Each line containing the word "humanité" needs to be copied.

>>

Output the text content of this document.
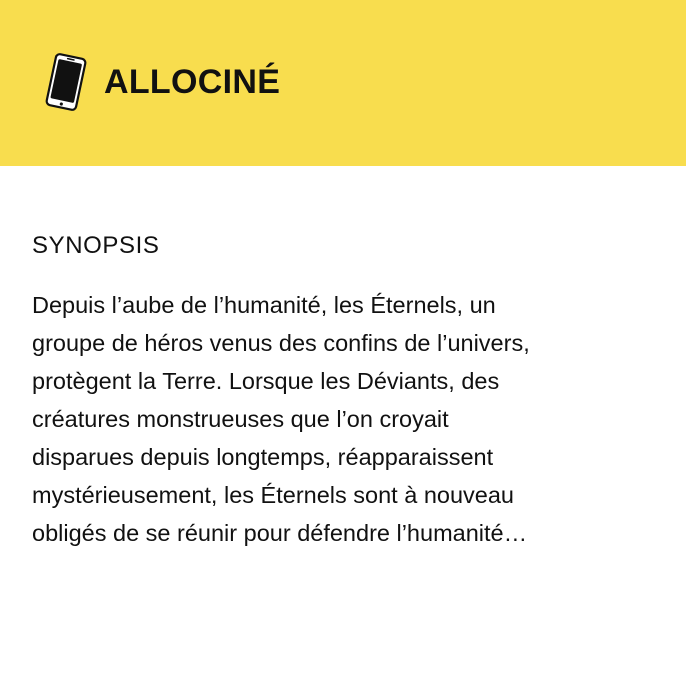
ALLOCINÉ
SYNOPSIS

Depuis l’aube de l’humanité, les Éternels, un
groupe de héros venus des confins de l’univers,
protègent la Terre. Lorsque les Déviants, des
créatures monstrueuses que l’on croyait
disparues depuis longtemps, réapparaissent
mystérieusement, les Éternels sont à nouveau
obligés de se réunir pour défendre l’humanité…
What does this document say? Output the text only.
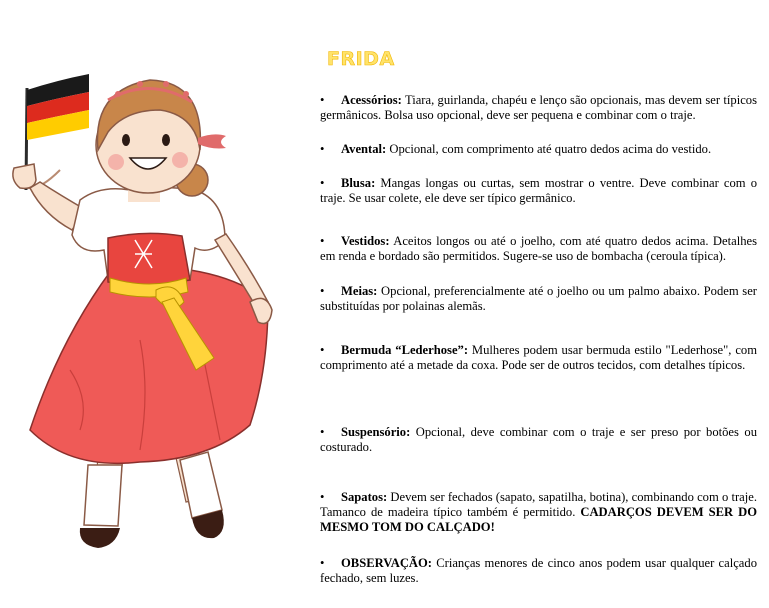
FRIDA

• Acessórios: Tiara, guirlanda, chapéu e lenço são opcionais, mas devem ser típicos germânicos. Bolsa uso opcional, deve ser pequena e combinar com o traje.

• Avental: Opcional, com comprimento até quatro dedos acima do vestido.

• Blusa: Mangas longas ou curtas, sem mostrar o ventre. Deve combinar com o traje. Se usar colete, ele deve ser típico germânico.

• Vestidos: Aceitos longos ou até o joelho, com até quatro dedos acima. Detalhes em renda e bordado são permitidos. Sugere-se uso de bombacha (ceroula típica).

• Meias: Opcional, preferencialmente até o joelho ou um palmo abaixo. Podem ser substituídas por polainas alemãs.

• Bermuda “Lederhose”: Mulheres podem usar bermuda estilo "Lederhose", com comprimento até a metade da coxa. Pode ser de outros tecidos, com detalhes típicos.

• Suspensório: Opcional, deve combinar com o traje e ser preso por botões ou costurado.

• Sapatos: Devem ser fechados (sapato, sapatilha, botina), combinando com o traje. Tamanco de madeira típico também é permitido. CADARÇOS DEVEM SER DO MESMO TOM DO CALÇADO!

• OBSERVAÇÃO: Crianças menores de cinco anos podem usar qualquer calçado fechado, sem luzes.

<<

Solved exercise >>
Depuis l’aube de l’humanité, les Éternels, un
obligés de se réunir pour défendre l’humanité…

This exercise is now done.